INSTRUCTIONS FOR THE TASK
Collect every line below that contains the word "HORSHAM".

INPUT
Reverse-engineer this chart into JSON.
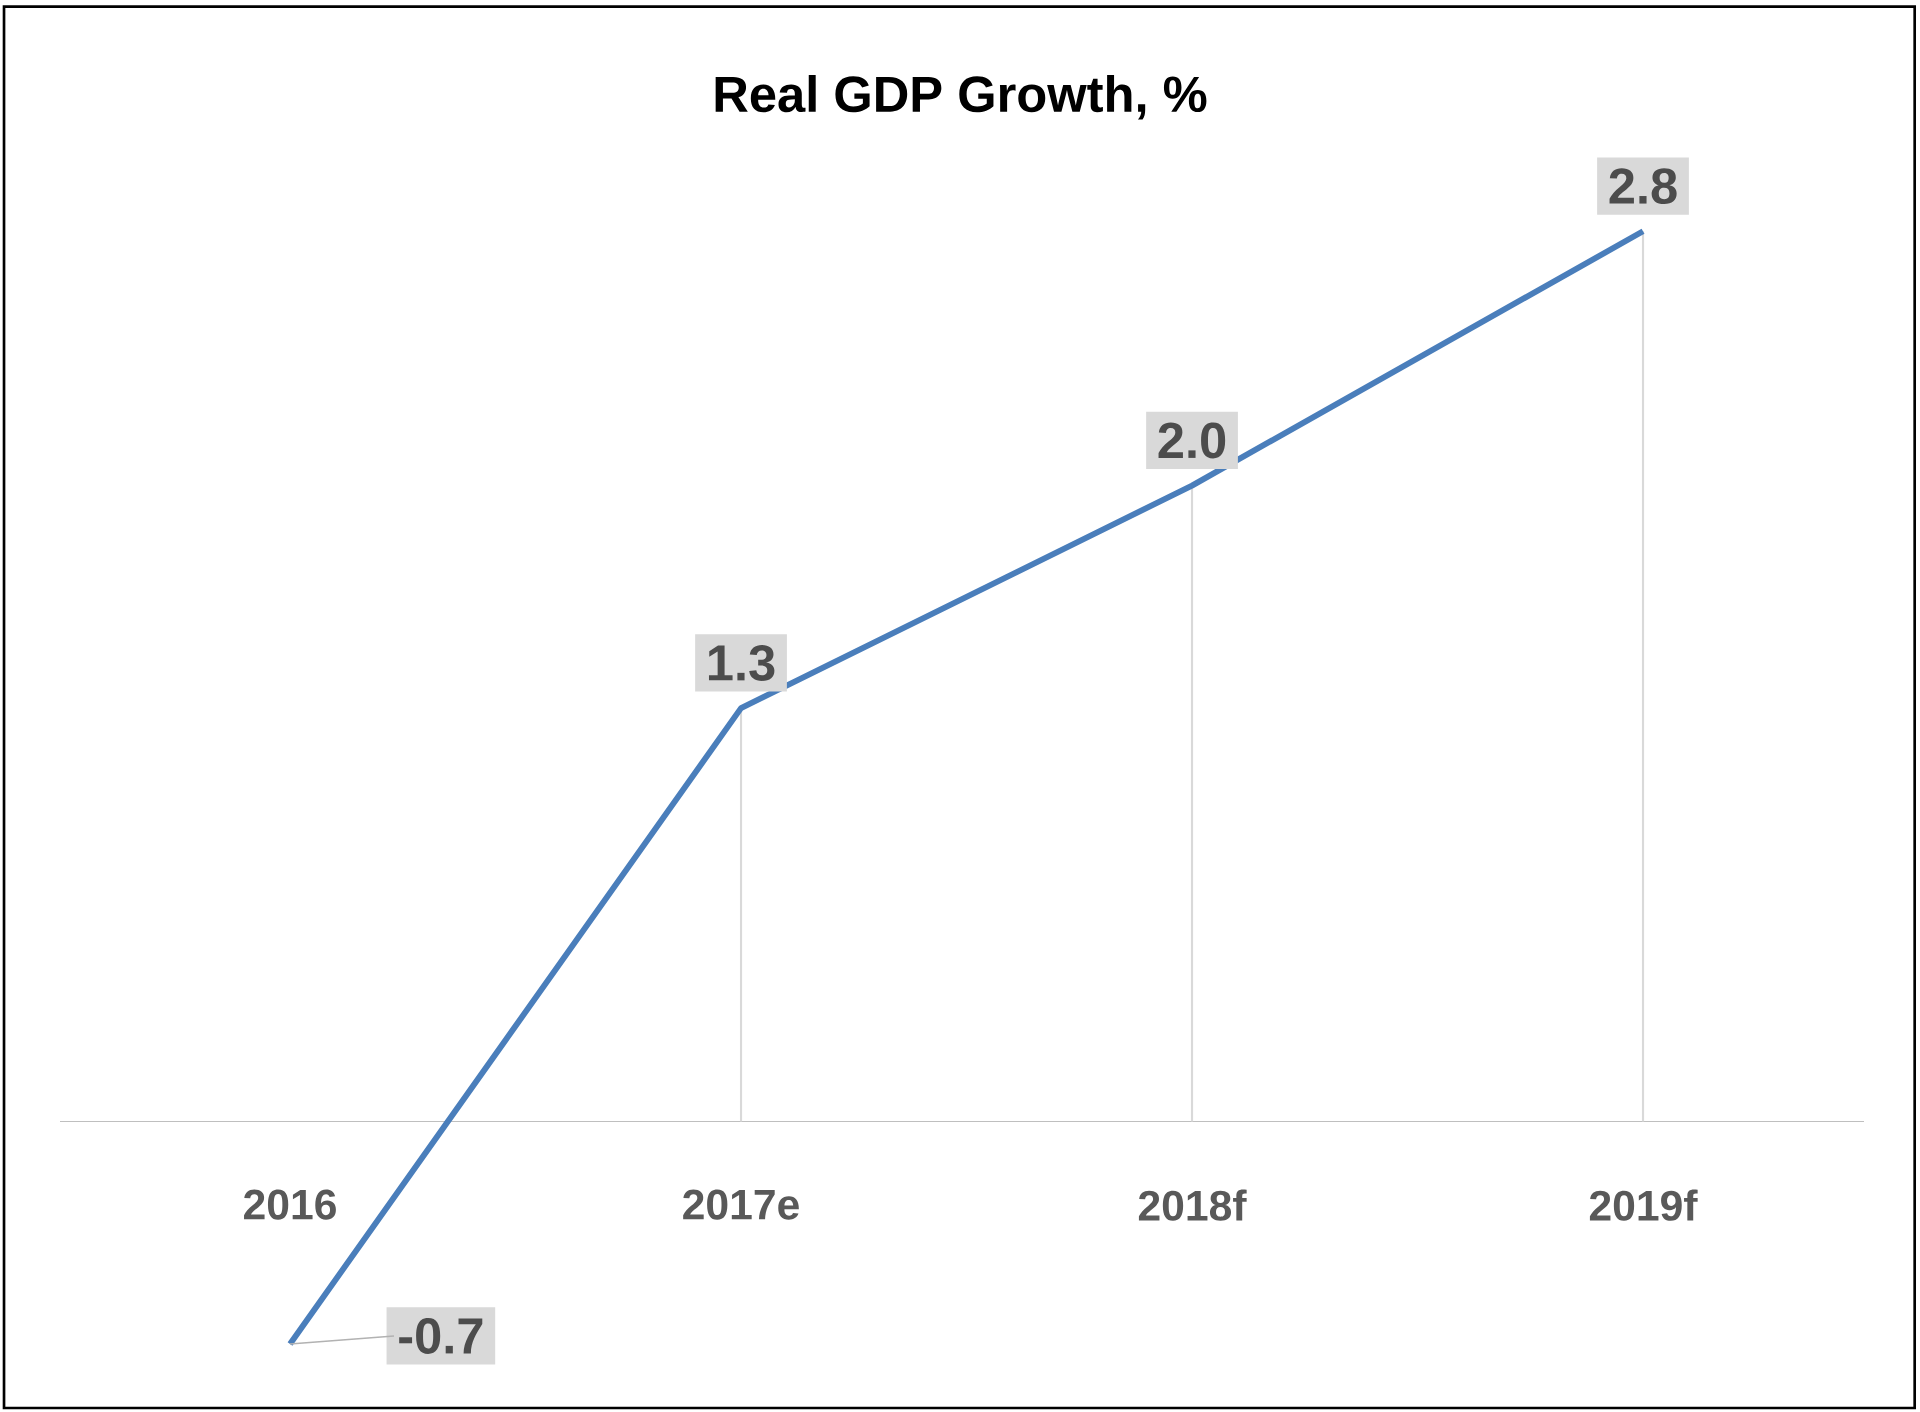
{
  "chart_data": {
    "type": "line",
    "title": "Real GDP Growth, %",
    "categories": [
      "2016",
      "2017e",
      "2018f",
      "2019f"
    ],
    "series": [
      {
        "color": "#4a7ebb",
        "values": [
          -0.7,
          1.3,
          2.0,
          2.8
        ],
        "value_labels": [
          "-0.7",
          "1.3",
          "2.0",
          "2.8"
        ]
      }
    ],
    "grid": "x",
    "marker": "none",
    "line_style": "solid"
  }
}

...

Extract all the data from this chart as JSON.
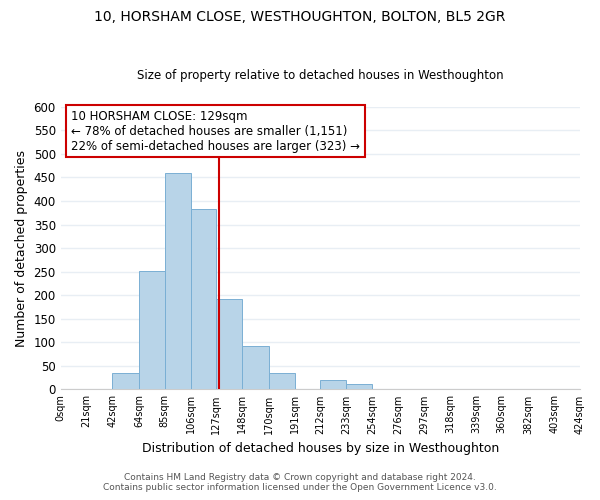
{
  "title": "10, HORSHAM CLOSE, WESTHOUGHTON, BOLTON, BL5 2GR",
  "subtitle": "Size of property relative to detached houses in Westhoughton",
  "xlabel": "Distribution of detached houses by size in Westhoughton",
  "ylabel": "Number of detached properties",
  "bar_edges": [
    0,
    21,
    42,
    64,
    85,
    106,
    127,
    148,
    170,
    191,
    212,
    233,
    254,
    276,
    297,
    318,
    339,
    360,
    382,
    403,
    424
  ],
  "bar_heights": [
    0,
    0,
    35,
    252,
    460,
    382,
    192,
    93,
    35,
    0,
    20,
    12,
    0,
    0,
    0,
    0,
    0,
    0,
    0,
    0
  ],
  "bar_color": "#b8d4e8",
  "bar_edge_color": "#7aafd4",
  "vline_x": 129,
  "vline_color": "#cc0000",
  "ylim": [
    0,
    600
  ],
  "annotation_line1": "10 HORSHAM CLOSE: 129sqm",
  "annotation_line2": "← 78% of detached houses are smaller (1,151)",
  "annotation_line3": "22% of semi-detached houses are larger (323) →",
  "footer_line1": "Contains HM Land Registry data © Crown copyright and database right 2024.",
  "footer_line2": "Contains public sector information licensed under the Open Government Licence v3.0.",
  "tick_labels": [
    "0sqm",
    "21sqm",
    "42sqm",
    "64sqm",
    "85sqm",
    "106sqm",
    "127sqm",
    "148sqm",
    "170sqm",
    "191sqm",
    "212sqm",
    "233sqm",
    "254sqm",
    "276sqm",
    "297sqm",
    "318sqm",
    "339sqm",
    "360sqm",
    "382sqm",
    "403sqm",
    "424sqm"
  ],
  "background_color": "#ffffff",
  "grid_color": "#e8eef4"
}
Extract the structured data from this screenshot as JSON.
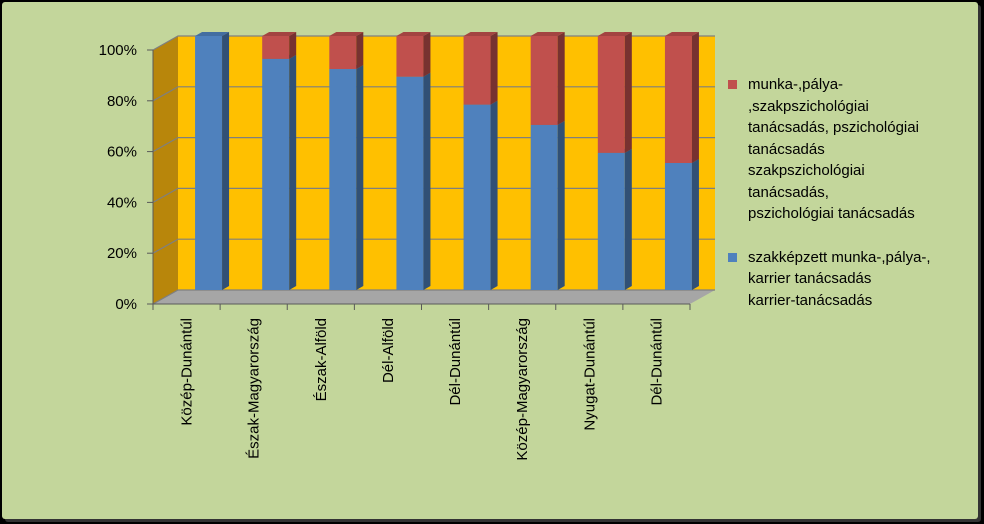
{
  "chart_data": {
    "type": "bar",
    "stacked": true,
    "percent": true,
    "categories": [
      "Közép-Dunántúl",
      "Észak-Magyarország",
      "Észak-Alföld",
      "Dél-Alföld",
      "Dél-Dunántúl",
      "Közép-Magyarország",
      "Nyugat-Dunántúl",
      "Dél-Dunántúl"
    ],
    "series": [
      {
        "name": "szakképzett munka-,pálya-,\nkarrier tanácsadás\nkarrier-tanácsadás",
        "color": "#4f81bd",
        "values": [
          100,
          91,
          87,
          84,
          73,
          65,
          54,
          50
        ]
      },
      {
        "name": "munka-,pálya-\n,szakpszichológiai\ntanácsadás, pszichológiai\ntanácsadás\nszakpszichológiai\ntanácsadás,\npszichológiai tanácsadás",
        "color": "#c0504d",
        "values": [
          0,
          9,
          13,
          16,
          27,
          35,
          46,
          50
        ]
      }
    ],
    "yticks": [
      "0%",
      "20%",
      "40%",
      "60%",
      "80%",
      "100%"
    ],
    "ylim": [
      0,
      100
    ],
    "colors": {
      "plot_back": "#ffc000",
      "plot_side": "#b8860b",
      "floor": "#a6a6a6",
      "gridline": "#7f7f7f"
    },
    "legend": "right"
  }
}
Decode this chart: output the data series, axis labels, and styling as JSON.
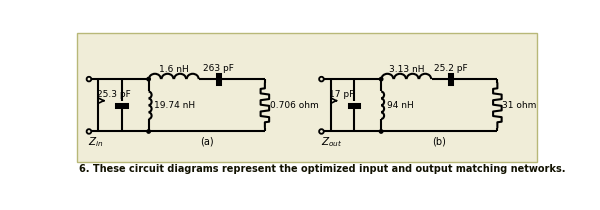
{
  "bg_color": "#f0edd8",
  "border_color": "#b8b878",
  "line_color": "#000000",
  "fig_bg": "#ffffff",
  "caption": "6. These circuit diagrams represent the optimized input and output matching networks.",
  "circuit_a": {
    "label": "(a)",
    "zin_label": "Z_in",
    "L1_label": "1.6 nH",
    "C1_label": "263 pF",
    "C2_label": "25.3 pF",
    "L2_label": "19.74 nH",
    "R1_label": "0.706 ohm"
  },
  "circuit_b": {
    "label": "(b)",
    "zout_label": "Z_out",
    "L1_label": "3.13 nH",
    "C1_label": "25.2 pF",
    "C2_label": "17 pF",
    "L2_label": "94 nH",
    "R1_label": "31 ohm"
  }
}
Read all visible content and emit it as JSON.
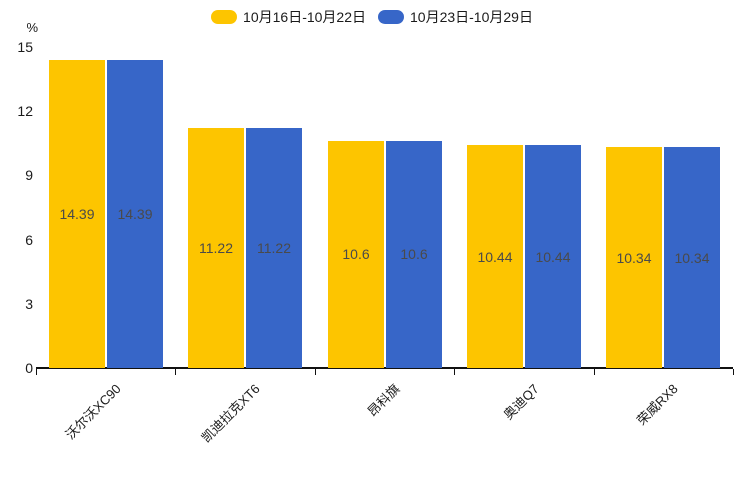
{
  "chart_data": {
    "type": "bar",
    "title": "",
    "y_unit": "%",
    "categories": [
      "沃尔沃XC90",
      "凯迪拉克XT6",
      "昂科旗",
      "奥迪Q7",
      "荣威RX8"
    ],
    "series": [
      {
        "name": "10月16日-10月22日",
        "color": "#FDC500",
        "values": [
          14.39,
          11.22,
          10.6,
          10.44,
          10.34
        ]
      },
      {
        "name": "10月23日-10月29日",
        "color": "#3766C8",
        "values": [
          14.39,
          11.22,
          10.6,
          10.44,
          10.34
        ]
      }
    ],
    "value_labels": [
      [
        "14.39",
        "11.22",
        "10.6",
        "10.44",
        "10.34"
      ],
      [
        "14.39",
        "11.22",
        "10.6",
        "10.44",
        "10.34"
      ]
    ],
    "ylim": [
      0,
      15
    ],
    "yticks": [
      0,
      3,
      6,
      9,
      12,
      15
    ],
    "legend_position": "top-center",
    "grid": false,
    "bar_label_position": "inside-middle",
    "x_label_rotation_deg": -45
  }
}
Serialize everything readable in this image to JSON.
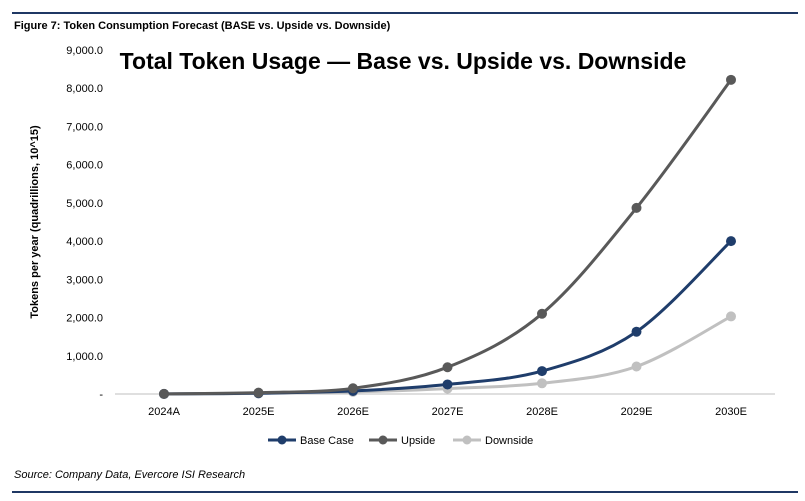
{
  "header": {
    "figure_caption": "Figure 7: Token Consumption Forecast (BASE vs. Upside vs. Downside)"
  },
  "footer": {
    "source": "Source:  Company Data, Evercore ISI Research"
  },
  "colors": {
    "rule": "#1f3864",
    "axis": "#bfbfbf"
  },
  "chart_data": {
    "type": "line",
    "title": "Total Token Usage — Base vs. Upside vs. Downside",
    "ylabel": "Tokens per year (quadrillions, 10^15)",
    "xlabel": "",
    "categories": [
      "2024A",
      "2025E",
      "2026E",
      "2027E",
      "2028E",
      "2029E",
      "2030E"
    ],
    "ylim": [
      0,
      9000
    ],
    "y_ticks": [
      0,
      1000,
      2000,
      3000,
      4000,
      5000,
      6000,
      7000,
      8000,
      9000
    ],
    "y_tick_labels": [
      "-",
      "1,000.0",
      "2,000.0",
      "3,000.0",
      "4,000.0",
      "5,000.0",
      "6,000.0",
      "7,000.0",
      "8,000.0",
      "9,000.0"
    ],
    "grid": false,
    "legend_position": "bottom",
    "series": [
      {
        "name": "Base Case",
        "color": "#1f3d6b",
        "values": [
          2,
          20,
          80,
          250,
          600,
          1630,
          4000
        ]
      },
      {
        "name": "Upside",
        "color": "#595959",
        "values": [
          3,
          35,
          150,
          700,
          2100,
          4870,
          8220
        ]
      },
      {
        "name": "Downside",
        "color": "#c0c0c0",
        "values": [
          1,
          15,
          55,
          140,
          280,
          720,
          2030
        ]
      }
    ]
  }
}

ANSWER TO THE TASK
  "title": "10, HORSHAM CLOSE, WESTHOUGHTON, BOLTON, BL5 2GR",
  "annotation_line1": "10 HORSHAM CLOSE: 129sqm",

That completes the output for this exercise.